══ MATERIAL PROVIDED ══
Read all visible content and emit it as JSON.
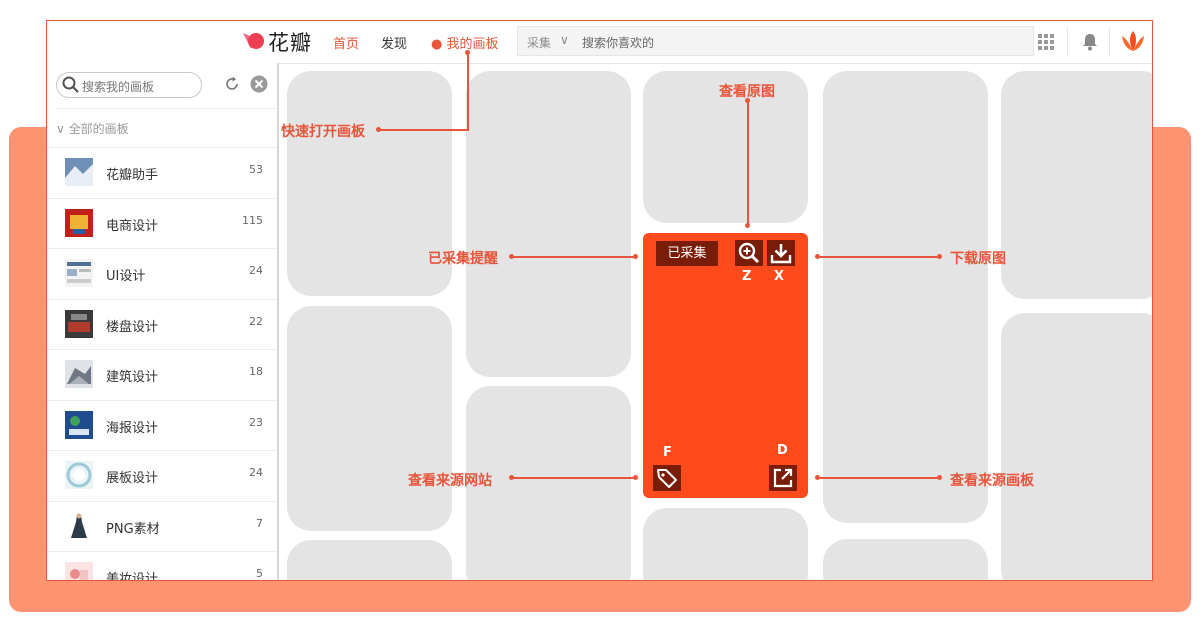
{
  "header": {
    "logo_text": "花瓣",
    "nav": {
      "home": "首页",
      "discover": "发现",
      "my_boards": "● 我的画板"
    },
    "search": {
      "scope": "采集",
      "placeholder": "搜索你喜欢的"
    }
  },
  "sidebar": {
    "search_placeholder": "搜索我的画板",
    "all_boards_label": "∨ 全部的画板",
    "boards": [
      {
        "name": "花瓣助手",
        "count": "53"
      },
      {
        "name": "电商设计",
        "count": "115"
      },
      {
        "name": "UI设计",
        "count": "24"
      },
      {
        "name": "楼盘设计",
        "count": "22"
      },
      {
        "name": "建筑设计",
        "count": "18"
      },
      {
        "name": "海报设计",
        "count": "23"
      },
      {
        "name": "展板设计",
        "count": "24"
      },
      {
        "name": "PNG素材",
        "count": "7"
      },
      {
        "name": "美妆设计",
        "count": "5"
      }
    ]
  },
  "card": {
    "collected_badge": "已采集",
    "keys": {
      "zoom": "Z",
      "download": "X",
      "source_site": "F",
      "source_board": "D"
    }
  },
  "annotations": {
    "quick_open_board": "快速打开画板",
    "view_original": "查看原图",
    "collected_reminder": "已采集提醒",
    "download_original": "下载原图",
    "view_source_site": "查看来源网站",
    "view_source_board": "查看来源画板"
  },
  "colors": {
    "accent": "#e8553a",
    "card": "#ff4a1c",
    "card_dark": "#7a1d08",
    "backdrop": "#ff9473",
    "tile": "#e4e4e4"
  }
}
═══
══ MATERIAL PROVIDED ══
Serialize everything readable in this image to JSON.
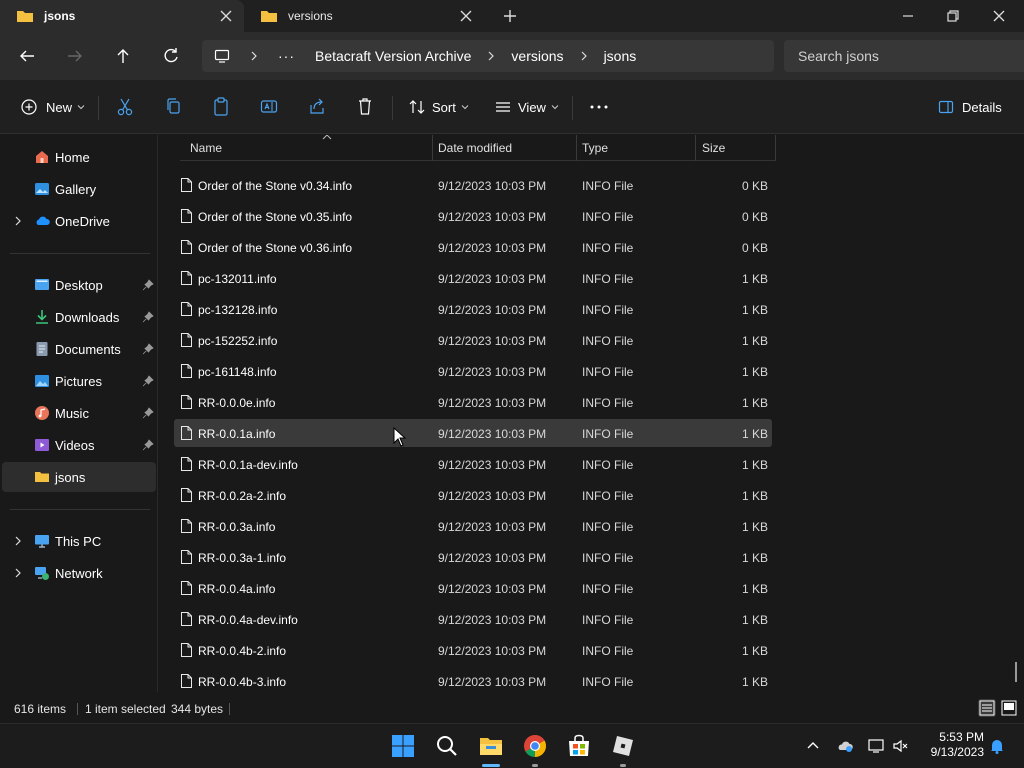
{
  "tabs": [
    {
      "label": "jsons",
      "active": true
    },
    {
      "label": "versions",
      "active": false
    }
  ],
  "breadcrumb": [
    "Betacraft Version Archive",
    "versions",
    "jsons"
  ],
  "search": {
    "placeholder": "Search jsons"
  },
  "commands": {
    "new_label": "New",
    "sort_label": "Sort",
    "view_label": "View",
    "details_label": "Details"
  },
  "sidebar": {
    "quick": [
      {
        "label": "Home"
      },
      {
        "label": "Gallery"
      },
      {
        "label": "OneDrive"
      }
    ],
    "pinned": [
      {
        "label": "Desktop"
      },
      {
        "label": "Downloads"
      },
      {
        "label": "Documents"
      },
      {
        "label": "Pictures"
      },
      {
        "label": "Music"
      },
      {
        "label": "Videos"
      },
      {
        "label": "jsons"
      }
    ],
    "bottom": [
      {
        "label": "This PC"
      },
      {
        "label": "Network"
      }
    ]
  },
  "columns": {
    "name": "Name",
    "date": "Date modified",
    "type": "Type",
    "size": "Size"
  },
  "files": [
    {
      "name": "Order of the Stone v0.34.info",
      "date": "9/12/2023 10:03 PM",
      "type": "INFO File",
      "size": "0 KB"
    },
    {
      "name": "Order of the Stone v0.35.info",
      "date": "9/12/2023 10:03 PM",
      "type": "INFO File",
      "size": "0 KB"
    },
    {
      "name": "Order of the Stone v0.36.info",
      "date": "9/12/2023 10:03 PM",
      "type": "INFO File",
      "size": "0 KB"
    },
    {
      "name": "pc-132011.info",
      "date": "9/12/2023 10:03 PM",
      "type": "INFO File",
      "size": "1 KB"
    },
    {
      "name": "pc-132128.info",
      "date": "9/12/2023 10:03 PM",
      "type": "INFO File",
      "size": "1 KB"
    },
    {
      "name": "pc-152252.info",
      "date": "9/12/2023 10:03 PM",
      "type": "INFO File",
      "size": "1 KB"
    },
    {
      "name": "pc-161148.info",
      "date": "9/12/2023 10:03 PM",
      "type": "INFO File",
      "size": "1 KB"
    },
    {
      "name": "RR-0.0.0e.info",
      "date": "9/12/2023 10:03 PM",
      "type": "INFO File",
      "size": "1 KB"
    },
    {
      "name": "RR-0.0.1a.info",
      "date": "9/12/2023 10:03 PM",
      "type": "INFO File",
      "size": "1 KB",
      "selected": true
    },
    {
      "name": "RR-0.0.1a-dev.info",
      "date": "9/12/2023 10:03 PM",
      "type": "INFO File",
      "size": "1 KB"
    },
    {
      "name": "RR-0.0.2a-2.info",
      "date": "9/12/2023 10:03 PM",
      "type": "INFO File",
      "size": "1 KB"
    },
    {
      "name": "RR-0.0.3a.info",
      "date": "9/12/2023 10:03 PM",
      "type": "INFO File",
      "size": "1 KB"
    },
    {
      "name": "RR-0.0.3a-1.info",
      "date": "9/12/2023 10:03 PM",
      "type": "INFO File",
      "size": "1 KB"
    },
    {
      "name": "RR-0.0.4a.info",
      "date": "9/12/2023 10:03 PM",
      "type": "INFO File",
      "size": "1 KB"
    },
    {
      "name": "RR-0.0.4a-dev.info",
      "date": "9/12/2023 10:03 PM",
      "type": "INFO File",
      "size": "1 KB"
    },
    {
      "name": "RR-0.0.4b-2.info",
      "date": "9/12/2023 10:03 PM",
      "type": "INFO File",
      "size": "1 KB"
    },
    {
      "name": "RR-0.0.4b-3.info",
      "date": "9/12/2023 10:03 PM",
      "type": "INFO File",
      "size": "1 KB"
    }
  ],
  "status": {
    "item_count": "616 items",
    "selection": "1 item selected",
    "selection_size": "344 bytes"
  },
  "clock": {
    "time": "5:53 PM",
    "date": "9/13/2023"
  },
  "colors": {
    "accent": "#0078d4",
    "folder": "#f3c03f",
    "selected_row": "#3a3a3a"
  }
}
═══
=== WHAT THE TASK ASKS ===
Look through the entries above. Extract each line with the word "Order".

=== SOLUTION TO THIS PROBLEM ===
      "name": "Order of the Stone v0.34.info",
      "name": "Order of the Stone v0.35.info",
      "name": "Order of the Stone v0.36.info",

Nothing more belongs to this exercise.